DOCUMENT SEGMENT:
☆ ☆ ☆

On May 25, 2016, the Mayor & City Council of Baltimore ("the City") filed a suit against Guilford Court. The complaint in this action listed Dr. Roger Chylinski-Polubinski as the Resident Agent for Guilford Court. Further, the complaint alleged that Guilford Court is the owner of the Property. Dewberry was not mentioned anywhere in the City's complaint. The City sought injunctive relief as a result of Guilford Court's continued use of the parking pad installed by Cristofaro. The City complained that the work permit contained inaccurate information as the concrete pad was not being "replaced." Instead, the concrete pad was to have been "constructed." Ultimately, the matter settled.

Thereafter, Guilford Court filed for a zoning variance to install a concrete parking pad on the Property. This zoning variance was for the same concrete pad installed by Cristofaro on the Property. Guilford Court's application was denied, and Guilford Court appealed the decision. On December 29, 2016, the Baltimore City Zoning Board of Municipal & Zoning Appeals ("the Board"), denied Guilford Court's appeal for a request for a zoning variance because the threshold requirement of unnecessary hardship or practical difficulty was not met, and the property was never zoned for a parking pad. The Board did allow Guilford Court to use the concrete pad on the property for another use permitted by the relevant zoning district. After the denial, Guilford Court paid to remove and sod a portion of the concrete pad.

☆ ☆ ☆

OBJECTIVES:
1. According to the passage on the Guilford Court dispute, on what date did the Board deny Guilford Court's appeal for a zoning variance?
2. Write the next part of the passage on the Guilford Court dispute, beginning after its final sentence.
The lines placed after this passage are not required for anything asked here.

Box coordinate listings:
☆ ☆ ☆

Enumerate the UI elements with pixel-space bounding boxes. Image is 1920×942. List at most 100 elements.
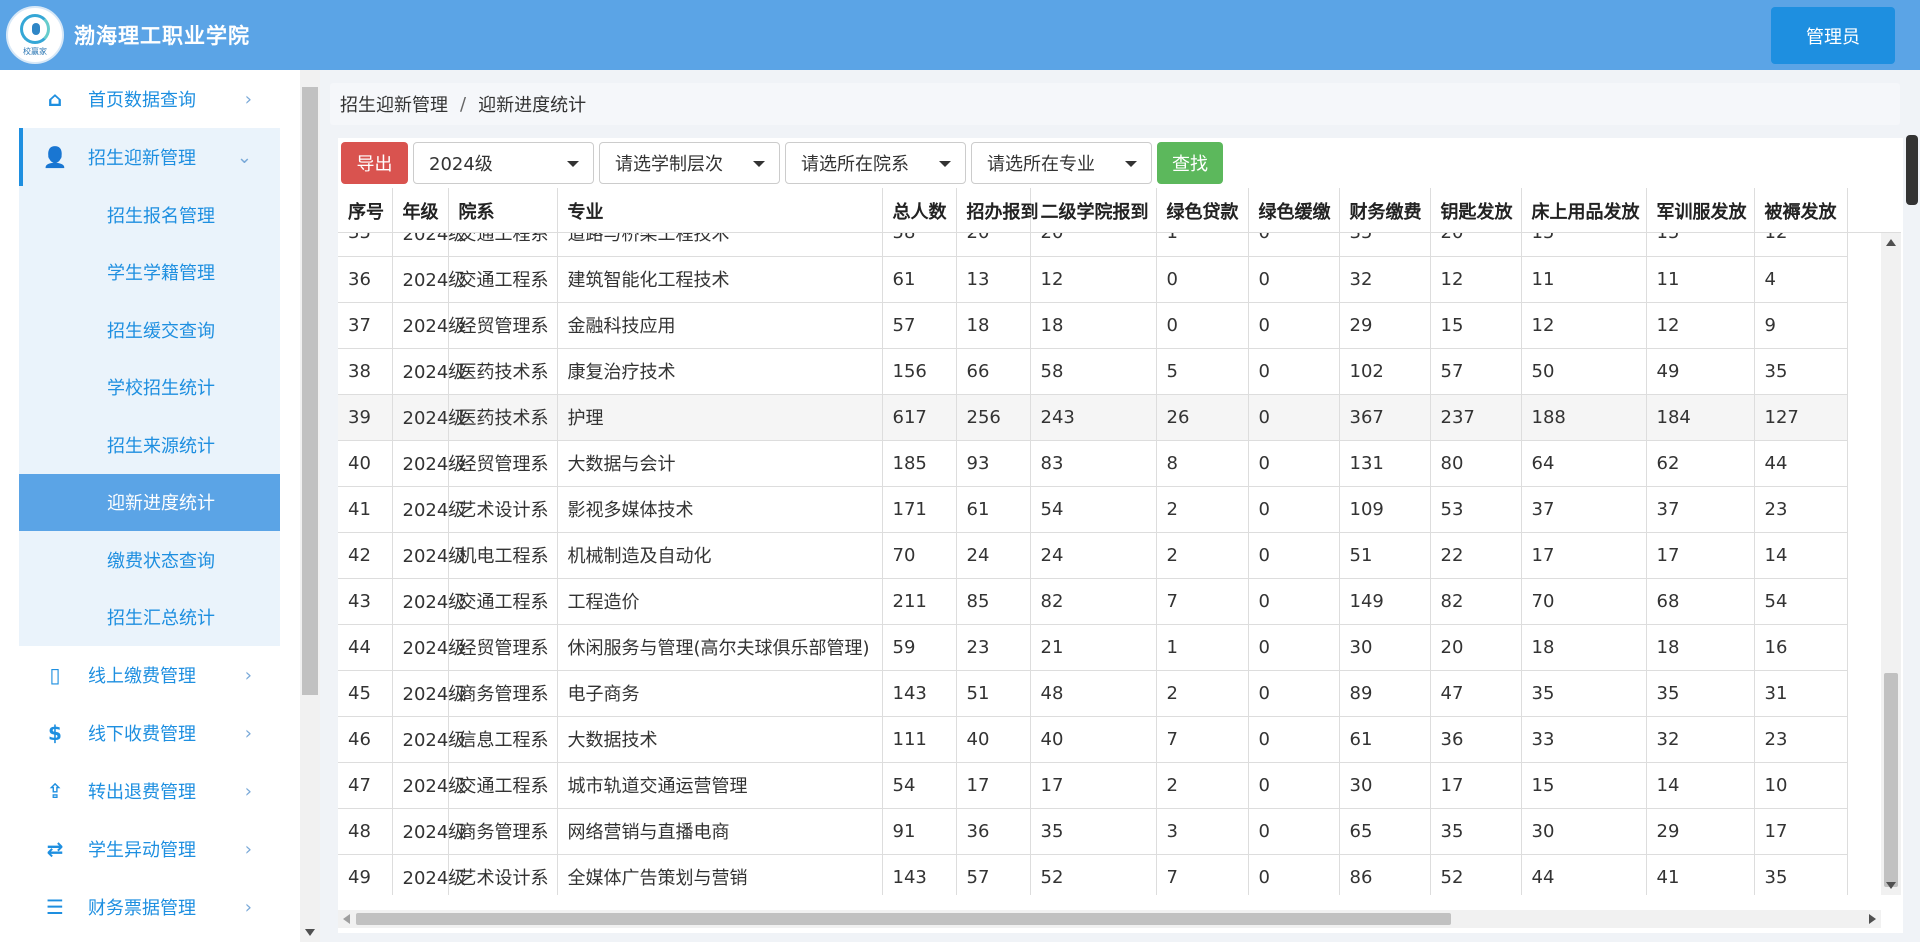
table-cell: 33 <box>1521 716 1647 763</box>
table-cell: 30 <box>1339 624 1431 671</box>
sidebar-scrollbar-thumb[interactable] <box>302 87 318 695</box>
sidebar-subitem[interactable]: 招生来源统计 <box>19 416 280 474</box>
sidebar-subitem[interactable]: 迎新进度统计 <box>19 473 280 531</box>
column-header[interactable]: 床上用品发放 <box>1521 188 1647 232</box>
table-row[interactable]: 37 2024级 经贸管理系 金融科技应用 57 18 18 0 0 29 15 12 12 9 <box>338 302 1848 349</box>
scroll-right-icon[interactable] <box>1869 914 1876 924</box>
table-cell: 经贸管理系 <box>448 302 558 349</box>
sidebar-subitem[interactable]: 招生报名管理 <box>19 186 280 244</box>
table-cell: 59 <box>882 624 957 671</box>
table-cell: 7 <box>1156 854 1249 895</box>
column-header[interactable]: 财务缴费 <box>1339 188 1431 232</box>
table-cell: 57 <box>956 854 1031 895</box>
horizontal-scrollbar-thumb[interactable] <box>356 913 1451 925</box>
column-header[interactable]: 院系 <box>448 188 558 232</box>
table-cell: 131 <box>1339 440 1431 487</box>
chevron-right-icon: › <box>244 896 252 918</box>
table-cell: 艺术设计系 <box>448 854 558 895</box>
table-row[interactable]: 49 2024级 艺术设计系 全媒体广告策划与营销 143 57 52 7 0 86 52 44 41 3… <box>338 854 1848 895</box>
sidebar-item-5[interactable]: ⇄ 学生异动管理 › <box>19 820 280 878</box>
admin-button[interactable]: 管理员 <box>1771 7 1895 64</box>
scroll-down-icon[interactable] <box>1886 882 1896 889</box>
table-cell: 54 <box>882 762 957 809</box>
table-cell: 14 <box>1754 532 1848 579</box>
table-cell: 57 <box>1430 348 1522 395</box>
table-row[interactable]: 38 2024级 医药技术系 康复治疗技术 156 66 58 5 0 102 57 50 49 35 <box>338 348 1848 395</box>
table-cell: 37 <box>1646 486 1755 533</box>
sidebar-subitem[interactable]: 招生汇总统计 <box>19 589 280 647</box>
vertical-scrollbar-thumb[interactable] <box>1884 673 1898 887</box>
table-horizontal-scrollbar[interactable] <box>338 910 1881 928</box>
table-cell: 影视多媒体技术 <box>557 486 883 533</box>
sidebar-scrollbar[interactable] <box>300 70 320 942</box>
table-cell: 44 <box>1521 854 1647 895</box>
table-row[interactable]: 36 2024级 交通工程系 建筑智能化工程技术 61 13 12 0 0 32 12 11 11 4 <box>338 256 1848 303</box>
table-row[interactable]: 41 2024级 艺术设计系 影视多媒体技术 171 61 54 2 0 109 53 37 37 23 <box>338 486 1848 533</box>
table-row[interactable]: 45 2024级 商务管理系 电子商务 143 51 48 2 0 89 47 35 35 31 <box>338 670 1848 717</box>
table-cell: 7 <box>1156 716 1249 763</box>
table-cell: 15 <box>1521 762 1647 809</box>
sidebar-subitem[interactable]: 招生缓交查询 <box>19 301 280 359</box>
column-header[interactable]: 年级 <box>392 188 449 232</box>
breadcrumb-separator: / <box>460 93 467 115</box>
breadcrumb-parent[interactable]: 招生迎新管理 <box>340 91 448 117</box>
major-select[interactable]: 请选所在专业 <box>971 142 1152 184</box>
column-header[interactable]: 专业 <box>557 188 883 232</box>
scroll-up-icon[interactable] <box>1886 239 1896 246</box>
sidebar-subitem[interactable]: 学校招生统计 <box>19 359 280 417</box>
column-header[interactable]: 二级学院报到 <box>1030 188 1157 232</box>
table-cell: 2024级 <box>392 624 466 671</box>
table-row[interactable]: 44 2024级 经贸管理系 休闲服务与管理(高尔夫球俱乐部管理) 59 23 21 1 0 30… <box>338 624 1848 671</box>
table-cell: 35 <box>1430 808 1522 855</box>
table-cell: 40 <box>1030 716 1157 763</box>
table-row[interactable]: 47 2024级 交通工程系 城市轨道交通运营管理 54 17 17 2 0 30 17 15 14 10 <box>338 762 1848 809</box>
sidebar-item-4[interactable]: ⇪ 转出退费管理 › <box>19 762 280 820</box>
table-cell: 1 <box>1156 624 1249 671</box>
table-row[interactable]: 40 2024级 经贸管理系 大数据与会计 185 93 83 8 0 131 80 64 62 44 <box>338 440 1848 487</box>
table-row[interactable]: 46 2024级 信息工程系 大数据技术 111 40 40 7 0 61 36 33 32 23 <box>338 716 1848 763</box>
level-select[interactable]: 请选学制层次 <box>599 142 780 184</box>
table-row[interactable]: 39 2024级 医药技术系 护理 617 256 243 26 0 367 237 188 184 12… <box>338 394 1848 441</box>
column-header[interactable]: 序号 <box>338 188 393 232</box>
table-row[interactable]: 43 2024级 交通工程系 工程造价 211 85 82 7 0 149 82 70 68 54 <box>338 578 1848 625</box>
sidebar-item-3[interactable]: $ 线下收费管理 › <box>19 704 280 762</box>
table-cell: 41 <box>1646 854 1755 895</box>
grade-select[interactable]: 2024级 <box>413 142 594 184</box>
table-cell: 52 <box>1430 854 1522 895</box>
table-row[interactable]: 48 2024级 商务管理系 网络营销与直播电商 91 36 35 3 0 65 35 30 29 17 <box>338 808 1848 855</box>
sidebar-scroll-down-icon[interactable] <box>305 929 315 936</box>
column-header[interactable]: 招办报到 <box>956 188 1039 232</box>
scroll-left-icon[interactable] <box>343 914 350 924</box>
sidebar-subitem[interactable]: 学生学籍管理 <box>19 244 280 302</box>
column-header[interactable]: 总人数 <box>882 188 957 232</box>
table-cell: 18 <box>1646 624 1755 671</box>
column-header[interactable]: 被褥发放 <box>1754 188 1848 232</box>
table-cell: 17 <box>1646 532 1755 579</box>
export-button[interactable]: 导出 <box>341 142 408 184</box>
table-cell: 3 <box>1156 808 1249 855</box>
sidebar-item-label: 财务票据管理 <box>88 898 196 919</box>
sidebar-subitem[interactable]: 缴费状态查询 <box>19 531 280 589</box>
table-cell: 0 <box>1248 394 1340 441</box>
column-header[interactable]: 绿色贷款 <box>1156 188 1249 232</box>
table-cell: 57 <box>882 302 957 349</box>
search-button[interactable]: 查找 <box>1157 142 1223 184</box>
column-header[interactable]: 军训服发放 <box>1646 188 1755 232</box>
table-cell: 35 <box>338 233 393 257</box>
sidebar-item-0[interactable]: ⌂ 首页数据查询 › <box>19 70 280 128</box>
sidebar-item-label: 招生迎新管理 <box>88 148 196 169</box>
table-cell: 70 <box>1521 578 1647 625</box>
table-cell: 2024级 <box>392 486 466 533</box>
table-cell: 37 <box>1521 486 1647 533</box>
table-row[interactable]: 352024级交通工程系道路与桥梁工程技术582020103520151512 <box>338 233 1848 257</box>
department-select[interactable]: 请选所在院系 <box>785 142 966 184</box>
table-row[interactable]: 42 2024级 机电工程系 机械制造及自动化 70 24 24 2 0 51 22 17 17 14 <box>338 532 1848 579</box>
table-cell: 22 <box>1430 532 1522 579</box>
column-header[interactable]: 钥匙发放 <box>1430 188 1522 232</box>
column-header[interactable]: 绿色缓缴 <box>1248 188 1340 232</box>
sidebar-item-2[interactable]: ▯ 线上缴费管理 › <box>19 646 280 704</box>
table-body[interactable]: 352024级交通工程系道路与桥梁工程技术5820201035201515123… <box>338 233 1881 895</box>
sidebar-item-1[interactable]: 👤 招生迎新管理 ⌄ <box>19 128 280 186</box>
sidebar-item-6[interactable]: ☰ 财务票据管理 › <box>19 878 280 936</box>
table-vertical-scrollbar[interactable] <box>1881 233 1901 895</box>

☆ ☆ ☆

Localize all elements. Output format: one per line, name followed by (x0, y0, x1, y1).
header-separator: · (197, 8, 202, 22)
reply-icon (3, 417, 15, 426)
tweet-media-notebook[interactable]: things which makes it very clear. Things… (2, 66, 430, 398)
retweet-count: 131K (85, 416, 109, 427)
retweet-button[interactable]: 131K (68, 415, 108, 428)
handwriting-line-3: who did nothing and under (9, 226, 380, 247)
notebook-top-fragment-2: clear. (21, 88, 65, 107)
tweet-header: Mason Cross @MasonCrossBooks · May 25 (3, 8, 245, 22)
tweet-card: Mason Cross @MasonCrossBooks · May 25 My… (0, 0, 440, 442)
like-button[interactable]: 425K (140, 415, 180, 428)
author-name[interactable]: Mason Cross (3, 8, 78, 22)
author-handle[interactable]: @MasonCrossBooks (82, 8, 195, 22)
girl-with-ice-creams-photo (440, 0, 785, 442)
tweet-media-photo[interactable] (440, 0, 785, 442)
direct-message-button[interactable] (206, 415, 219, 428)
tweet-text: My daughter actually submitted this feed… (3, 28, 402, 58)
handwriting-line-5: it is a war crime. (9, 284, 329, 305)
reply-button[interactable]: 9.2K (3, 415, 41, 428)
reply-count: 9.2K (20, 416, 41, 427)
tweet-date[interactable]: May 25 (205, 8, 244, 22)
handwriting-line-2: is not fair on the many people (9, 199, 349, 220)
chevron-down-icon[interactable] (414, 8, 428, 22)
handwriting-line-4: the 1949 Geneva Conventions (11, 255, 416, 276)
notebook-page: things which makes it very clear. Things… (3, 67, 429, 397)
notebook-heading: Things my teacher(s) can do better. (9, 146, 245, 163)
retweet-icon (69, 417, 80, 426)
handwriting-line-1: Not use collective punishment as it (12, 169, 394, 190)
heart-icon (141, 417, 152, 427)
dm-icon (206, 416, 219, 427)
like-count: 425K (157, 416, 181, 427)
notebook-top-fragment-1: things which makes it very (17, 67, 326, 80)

☆ ☆ ☆

WRITTEN ANSWERS:
1. December 29, 2016.

2.
In February of 2017, Victor received a letter from Dewberry's attorney advising that Dewberry would be suing Victor and Cristofaro for $30,000.00. Victor called Dewberry and was told to speak to Dewberry's attorney. On November 9, 2017, Dewberry filed suit in the District Court of Maryland for Baltimore City. On October 31, 2017, Cristofaro prayed a jury trial and the case was transferred to the Circuit Court for Baltimore City.

The trial court held a one-day bench trial. At the conclusion of Dewberry's case, Cristofaro moved for dismissal on the grounds that Dewberry lacked standing to bring the lawsuit in his individual capacity because Guilford Court was the owner of the Property and the proper party to this lawsuit. The trial court denied that motion, finding that because Dewberry signed the contract, he had standing to sue. On July 2, 2018, the trial court entered judgment in favor of Dewberry in the amount of $16,242.00 against Cristofaro. The trial court itemized the damages as $13,287.00 under the original contract, $2,500.00 for the concrete replacement, $280.00 for sod work, and $175.00 for soil work. Cristofaro timely appealed.

On December 14, 2020, in its Reply Brief, Cristofaro filed a Motion to Strike Appellee's Appendix. Cristofaro contended that because Dewberry had not filed an Appendix nor given a copy to Cristofaro, nor the Court, any Appendix filed by Dewberry should be stricken. Additionally, Cristofaro argued that the references Dewberry made to the Appendix alluded to information outside the record. To date, no Appendix has been filed by Dewberry. Accordingly, Cristofaro's Motion to Strike Dewberry's Appendix is denied as moot. Further, any references to an Appendix in Dewberry's brief shall be stricken.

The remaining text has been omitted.